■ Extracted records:
◇ ◇ ◇ ◇ ◇ ◇ ◇
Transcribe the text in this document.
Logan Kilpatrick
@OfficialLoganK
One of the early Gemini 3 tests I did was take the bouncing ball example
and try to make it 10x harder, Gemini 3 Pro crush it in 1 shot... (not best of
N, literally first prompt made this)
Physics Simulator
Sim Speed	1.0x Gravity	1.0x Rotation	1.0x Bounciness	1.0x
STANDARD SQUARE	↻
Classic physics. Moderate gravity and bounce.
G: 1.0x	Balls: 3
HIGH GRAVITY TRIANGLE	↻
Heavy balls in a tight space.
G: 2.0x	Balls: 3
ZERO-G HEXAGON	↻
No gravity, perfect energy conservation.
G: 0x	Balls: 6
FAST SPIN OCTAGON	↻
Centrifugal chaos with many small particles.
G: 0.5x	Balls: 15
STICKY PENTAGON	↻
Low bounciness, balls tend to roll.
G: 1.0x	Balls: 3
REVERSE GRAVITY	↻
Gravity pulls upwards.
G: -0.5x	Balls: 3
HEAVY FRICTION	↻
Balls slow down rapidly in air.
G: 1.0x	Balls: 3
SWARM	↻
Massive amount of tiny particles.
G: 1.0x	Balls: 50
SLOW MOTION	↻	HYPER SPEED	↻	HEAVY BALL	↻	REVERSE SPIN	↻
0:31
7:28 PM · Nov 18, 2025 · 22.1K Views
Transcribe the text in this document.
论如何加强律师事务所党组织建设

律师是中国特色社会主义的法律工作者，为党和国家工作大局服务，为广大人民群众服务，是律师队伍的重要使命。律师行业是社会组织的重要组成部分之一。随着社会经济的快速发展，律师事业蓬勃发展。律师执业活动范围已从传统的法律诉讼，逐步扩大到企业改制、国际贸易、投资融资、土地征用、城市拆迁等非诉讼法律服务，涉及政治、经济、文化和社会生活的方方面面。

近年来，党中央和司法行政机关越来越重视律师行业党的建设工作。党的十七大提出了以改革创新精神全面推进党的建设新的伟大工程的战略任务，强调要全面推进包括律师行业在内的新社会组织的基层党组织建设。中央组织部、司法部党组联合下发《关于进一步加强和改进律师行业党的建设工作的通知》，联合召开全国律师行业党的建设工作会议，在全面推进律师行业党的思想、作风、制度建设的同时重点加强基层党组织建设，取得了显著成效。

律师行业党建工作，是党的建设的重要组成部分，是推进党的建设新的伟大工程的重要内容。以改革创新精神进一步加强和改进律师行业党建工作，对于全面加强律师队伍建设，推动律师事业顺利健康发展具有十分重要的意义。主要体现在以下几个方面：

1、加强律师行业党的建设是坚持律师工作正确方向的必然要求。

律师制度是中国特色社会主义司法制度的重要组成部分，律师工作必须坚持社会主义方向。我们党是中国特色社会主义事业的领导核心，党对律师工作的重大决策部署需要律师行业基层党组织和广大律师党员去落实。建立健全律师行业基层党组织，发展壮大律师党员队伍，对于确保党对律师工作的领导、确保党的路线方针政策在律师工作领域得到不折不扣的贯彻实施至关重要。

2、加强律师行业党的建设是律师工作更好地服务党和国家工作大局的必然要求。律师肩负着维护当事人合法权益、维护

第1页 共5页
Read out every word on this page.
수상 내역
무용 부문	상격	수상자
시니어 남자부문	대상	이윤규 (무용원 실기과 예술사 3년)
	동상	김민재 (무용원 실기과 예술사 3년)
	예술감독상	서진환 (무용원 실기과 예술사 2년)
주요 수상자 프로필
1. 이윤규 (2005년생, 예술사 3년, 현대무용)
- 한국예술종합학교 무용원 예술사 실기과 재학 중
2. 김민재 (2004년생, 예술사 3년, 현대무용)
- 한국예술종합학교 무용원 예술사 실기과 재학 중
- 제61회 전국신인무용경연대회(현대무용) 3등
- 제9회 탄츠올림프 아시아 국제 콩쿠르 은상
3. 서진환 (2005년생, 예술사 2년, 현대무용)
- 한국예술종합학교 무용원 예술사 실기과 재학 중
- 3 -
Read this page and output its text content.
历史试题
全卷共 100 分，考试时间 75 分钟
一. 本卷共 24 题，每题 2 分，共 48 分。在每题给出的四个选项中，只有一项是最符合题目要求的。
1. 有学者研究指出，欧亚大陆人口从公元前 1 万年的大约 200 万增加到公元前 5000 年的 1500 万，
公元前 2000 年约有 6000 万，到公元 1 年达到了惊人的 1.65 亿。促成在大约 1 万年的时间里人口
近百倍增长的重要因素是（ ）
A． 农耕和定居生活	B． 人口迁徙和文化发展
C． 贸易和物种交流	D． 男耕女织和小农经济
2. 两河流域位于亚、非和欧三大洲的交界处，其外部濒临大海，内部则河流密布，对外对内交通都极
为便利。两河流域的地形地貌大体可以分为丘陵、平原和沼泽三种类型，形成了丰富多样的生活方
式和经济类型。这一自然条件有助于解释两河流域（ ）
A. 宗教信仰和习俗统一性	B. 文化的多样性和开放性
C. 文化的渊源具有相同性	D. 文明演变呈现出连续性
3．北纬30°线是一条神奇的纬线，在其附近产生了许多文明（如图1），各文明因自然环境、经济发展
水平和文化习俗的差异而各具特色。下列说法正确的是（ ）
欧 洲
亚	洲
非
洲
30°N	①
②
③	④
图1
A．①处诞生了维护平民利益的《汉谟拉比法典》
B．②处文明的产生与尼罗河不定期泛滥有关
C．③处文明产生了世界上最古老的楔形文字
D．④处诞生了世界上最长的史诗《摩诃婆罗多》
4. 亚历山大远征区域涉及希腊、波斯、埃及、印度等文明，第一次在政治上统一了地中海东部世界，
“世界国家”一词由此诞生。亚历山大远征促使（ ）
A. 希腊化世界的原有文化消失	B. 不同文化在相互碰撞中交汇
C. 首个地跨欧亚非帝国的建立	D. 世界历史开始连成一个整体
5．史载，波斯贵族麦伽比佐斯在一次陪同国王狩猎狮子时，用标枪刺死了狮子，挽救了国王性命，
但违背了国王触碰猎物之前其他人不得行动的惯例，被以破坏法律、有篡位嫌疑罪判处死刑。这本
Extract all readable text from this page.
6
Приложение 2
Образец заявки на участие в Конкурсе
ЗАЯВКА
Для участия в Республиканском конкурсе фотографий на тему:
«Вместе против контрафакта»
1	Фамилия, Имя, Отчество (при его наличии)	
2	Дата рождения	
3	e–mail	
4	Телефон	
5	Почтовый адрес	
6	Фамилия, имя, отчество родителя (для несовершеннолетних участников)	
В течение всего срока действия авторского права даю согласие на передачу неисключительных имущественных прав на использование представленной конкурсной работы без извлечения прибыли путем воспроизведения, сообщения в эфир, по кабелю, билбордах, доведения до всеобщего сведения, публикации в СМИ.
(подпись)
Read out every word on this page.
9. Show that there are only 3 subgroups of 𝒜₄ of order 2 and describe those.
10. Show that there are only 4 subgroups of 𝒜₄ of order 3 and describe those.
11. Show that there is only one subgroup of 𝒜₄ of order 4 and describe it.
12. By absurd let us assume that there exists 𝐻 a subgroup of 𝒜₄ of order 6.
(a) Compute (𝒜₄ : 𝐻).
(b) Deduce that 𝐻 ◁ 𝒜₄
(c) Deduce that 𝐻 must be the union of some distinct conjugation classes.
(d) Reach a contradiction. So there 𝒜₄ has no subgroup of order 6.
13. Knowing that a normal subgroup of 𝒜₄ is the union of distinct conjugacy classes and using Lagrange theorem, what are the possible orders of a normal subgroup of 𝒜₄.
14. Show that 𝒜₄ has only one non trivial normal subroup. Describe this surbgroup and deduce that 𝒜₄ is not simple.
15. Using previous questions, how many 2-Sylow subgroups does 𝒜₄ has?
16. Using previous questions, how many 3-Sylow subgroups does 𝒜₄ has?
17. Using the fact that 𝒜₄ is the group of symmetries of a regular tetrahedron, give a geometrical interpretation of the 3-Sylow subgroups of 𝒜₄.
◇ ◇ ◇ ◇ ◇ ◇ ◇
■ Goal:
Locate the string "현대무용" in the listing above and copy every line where it occurs.

■ Response to the exercise:
1. 이윤규 (2005년생, 예술사 3년, 현대무용)
2. 김민재 (2004년생, 예술사 3년, 현대무용)
- 제61회 전국신인무용경연대회(현대무용) 3등
3. 서진환 (2005년생, 예술사 2년, 현대무용)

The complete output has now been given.